#### EXERCISE:
Tally the lines below that contain "name". The number is the whole answer.

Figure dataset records
-------------------------
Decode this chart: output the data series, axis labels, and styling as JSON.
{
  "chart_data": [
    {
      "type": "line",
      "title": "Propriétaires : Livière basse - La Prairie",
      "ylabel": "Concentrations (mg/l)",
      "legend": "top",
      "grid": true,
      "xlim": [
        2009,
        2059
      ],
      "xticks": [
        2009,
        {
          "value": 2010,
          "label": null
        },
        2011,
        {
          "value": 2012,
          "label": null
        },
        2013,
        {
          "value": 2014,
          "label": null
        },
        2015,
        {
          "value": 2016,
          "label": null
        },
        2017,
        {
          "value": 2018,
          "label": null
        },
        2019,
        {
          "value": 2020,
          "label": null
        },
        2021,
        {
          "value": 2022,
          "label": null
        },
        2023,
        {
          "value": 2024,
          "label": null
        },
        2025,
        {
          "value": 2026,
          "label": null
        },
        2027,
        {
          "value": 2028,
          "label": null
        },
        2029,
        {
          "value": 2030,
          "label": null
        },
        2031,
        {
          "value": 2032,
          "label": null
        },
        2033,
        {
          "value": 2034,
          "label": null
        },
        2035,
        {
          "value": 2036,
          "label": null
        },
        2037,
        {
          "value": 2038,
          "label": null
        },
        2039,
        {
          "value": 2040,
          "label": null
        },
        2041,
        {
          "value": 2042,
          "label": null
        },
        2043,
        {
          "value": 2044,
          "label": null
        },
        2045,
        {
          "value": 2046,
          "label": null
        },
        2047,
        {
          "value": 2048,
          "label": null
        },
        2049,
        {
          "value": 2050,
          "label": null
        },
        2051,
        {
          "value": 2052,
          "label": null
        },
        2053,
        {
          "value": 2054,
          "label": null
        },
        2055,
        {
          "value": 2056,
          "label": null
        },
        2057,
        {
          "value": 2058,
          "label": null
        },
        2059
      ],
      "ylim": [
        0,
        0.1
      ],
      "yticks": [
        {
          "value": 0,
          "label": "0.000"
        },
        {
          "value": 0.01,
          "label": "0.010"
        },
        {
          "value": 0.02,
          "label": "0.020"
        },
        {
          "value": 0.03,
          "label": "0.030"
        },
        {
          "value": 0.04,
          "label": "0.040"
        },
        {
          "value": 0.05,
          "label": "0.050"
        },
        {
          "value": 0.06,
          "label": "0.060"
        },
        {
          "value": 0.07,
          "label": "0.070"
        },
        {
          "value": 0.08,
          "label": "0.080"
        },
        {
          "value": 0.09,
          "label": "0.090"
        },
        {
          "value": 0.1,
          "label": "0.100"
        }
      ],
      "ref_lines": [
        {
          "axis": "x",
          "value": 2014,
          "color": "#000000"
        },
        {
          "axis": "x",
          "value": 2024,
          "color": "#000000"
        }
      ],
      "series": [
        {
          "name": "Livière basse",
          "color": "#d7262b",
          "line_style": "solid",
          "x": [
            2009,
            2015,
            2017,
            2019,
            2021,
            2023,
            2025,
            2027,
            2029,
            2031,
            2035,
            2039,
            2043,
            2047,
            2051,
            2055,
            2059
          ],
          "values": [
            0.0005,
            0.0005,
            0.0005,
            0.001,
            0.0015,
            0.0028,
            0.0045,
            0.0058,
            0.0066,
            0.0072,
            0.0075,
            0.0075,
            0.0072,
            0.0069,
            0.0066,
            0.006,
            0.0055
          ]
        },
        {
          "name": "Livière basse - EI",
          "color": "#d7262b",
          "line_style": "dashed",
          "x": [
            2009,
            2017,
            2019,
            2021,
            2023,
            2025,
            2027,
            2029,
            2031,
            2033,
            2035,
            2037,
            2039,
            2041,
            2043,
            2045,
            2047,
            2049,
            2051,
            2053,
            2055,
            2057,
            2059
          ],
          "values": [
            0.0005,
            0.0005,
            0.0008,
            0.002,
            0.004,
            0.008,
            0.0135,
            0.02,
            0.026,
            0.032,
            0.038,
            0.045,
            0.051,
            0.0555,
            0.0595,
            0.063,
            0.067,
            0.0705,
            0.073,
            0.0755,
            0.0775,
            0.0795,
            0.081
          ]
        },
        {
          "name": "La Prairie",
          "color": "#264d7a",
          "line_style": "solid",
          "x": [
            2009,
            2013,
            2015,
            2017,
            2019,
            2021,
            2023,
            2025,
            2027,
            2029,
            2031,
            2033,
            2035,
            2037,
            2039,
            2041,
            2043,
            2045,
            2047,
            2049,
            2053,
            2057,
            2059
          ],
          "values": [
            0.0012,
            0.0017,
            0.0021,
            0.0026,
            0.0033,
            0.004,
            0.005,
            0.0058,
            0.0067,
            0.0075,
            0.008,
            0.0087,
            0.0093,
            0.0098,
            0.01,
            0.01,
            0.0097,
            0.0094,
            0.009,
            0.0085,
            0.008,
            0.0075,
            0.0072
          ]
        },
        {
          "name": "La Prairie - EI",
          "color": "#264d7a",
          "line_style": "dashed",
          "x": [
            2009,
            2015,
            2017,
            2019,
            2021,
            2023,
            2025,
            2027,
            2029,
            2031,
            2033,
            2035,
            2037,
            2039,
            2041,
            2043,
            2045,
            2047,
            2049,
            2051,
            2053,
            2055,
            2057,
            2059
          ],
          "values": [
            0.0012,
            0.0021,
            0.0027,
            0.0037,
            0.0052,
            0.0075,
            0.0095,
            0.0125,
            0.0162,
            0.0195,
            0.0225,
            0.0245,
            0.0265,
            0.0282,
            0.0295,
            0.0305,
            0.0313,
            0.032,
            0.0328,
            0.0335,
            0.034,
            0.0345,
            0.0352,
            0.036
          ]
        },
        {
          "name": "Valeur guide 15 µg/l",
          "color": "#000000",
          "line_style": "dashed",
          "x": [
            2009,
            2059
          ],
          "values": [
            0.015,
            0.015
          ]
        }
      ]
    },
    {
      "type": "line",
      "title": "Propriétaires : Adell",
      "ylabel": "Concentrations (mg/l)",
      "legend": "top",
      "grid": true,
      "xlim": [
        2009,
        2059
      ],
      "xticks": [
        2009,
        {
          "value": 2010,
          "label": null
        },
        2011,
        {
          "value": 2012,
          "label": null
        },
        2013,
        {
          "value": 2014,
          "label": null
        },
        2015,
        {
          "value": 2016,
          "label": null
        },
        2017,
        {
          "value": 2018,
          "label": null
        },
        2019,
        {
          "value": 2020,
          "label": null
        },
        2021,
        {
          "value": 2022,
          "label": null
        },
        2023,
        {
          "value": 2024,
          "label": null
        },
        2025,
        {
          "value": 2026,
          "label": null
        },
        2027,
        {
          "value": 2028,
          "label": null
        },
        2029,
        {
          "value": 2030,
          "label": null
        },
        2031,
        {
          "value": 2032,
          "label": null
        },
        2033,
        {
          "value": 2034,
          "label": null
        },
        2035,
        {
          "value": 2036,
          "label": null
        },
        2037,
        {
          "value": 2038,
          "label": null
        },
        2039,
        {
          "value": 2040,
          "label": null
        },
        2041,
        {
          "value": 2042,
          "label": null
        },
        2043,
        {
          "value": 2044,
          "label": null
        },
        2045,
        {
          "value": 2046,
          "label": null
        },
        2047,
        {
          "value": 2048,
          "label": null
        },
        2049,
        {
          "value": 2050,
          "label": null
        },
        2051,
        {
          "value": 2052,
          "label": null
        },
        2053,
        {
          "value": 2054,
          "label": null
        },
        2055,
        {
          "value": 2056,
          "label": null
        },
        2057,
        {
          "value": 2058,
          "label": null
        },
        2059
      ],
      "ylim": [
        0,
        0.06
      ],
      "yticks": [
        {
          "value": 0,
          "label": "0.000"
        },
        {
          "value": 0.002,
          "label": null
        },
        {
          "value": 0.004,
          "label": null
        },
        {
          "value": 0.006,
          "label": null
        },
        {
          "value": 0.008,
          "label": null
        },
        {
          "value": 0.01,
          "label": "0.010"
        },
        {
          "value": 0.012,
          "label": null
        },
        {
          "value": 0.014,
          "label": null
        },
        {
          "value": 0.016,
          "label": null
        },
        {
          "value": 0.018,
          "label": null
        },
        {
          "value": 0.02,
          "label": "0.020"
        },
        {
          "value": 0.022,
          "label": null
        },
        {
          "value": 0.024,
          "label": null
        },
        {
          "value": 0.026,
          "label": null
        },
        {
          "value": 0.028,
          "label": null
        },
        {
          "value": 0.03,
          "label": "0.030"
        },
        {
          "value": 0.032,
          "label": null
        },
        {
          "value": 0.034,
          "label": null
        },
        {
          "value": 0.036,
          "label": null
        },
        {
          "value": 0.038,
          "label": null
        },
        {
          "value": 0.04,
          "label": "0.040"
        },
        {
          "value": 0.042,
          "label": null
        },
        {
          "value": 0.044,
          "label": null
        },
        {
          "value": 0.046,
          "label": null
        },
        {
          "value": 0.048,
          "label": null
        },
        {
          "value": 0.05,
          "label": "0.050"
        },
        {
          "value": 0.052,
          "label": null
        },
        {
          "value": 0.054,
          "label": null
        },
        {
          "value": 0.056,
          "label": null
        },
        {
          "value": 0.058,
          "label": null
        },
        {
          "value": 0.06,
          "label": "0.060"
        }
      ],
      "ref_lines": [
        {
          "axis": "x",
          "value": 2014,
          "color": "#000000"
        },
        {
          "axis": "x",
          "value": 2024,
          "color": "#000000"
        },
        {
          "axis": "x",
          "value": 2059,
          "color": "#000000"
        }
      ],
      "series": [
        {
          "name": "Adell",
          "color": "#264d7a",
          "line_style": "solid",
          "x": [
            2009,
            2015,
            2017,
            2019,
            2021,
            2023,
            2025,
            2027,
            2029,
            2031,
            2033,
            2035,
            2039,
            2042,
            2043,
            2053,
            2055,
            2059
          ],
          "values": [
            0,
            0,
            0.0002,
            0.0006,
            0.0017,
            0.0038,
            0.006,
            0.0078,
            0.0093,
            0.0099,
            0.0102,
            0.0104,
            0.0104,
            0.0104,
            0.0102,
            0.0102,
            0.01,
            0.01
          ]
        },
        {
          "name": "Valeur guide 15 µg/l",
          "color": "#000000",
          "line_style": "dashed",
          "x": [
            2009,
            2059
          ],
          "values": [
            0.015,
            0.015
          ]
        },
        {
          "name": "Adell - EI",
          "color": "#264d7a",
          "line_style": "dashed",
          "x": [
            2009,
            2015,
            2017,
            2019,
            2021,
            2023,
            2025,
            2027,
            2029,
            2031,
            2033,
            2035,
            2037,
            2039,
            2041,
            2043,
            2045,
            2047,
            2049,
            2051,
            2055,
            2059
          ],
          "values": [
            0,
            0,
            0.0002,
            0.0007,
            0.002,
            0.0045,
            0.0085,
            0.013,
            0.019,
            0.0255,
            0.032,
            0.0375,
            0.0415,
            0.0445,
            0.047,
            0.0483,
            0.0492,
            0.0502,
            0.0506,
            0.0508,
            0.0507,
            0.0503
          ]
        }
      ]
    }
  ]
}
-------------------------
#### COMPLETE ANSWER:
8